# [DATA FOR THE TASK]
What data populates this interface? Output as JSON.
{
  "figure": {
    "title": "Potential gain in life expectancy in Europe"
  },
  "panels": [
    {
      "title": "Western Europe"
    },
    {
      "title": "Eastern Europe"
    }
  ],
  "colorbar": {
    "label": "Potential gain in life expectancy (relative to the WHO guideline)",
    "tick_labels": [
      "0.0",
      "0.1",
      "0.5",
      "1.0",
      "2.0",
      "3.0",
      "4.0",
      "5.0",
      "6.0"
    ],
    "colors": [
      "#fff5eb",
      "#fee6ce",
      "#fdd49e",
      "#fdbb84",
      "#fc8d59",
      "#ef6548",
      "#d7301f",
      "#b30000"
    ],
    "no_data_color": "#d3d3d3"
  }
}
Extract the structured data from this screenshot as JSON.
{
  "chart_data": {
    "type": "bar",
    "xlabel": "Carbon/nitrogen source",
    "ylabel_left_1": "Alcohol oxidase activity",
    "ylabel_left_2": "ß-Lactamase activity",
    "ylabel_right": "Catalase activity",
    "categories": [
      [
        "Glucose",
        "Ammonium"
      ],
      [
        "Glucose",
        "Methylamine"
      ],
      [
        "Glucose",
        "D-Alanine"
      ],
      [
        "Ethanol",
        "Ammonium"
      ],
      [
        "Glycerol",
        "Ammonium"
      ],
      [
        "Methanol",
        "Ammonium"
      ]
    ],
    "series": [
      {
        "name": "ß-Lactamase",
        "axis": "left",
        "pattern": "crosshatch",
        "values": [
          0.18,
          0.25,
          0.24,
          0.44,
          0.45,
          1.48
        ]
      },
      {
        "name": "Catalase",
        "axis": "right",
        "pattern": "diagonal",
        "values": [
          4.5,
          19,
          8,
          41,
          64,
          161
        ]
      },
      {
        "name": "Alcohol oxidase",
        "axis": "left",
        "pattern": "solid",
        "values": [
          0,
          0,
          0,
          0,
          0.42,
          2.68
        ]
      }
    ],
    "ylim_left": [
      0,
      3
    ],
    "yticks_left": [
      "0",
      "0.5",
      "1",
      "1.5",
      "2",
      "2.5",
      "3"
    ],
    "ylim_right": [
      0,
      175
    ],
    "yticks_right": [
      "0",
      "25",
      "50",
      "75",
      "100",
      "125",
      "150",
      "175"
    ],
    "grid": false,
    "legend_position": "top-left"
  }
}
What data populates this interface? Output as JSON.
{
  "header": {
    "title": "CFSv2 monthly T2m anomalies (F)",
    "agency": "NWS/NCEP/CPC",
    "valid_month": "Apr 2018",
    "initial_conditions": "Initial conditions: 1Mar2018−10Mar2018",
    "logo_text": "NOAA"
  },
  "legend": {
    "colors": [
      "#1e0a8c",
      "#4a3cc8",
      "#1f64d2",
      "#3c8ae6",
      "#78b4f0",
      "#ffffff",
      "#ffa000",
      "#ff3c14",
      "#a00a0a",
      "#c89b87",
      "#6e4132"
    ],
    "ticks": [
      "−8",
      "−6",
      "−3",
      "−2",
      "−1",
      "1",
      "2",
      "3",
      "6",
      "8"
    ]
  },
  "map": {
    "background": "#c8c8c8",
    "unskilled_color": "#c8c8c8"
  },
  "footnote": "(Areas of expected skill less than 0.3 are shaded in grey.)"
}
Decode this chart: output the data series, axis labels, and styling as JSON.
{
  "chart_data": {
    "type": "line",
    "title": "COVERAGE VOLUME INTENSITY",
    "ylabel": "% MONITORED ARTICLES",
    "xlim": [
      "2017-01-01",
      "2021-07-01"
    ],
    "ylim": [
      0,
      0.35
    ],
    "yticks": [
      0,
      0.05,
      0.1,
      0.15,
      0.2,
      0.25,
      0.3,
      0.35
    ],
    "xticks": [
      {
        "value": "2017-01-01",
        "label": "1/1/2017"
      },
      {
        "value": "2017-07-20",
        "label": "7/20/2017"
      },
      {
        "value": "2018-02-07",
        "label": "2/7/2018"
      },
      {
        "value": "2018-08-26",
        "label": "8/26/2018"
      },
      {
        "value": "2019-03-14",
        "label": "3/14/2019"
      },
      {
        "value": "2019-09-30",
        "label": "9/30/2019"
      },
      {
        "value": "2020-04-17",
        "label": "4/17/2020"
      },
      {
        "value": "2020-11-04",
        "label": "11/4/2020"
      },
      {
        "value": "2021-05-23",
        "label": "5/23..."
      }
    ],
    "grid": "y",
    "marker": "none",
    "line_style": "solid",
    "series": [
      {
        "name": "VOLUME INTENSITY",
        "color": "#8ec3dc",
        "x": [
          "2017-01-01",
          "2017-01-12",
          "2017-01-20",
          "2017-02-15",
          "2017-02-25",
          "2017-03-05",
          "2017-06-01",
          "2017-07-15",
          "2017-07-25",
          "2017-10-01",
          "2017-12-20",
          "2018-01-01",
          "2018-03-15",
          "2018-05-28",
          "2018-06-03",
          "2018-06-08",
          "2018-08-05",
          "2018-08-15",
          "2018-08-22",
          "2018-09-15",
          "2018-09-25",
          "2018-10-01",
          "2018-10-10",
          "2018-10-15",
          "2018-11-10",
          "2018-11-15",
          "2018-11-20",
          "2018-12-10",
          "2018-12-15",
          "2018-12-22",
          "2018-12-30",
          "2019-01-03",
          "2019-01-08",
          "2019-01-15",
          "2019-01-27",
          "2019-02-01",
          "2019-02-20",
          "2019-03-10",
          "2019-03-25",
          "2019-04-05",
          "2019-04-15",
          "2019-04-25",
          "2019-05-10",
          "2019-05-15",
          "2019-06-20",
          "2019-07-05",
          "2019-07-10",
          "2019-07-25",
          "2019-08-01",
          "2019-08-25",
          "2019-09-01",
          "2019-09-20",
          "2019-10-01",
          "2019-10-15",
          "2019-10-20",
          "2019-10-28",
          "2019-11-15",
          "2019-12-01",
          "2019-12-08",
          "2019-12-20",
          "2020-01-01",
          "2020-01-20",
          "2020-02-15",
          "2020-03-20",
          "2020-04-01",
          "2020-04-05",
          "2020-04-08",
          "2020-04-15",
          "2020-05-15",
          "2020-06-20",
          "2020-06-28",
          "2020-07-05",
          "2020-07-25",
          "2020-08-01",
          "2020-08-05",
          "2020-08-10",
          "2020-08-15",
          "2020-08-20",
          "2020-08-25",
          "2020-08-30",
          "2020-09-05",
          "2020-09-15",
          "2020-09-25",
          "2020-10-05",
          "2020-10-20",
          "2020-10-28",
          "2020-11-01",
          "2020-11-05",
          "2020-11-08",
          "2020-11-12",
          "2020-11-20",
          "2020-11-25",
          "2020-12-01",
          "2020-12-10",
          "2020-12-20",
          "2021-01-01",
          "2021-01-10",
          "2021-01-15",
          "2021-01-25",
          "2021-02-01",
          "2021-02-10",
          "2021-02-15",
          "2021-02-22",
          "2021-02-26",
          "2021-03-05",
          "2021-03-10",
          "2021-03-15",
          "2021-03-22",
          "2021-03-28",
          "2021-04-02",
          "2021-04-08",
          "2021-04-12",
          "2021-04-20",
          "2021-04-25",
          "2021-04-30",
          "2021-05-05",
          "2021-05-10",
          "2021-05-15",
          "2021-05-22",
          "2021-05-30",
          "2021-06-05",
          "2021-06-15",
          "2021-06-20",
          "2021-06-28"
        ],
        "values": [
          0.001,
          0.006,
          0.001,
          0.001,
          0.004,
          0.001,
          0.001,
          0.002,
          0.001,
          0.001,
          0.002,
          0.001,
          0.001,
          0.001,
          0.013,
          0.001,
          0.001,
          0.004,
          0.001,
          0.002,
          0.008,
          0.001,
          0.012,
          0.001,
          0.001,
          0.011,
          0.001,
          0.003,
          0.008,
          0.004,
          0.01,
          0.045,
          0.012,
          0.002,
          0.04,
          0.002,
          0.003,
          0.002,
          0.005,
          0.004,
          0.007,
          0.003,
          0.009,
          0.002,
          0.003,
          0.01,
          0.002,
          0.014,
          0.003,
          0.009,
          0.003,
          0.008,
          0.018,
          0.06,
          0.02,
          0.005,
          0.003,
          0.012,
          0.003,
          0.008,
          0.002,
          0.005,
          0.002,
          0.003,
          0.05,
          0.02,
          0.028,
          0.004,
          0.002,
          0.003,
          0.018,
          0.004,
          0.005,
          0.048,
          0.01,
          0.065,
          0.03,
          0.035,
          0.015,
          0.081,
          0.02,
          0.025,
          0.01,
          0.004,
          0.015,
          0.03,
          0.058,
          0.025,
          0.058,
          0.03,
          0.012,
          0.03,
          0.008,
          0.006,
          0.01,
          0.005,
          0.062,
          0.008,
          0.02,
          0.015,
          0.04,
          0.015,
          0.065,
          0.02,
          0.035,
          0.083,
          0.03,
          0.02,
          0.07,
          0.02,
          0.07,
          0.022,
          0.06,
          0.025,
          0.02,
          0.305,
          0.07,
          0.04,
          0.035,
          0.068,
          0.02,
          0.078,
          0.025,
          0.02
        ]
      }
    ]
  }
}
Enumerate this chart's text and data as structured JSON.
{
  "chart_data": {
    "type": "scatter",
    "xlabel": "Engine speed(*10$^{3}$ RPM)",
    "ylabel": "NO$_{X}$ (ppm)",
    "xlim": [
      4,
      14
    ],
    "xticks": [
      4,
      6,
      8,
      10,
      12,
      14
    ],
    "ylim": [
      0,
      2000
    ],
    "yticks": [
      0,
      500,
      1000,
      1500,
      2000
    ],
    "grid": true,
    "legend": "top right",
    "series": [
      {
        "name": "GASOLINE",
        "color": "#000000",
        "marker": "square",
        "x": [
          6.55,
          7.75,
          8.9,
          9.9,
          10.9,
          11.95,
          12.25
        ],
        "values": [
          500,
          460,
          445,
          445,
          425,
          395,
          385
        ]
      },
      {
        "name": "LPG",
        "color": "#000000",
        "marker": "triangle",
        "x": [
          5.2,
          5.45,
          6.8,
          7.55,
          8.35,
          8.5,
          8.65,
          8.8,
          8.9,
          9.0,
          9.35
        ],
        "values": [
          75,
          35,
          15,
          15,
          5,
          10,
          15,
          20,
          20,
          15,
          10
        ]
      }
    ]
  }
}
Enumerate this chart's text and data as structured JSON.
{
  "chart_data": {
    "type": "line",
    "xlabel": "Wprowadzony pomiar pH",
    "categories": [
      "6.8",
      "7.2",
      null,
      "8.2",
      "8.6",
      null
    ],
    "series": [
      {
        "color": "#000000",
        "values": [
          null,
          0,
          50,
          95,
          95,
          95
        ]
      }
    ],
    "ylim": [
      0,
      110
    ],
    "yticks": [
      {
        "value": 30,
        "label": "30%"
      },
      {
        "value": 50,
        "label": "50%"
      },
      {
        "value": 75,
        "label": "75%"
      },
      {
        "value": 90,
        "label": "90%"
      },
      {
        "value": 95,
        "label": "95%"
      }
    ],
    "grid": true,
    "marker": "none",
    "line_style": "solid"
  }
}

# [EXERCISE DIRECTIONS]
Look over the listing above. Pick out and copy every line that includes "Alcohol".

# [EXERCISE RESULT]
    "ylabel_left_1": "Alcohol oxidase activity",
        "name": "Alcohol oxidase",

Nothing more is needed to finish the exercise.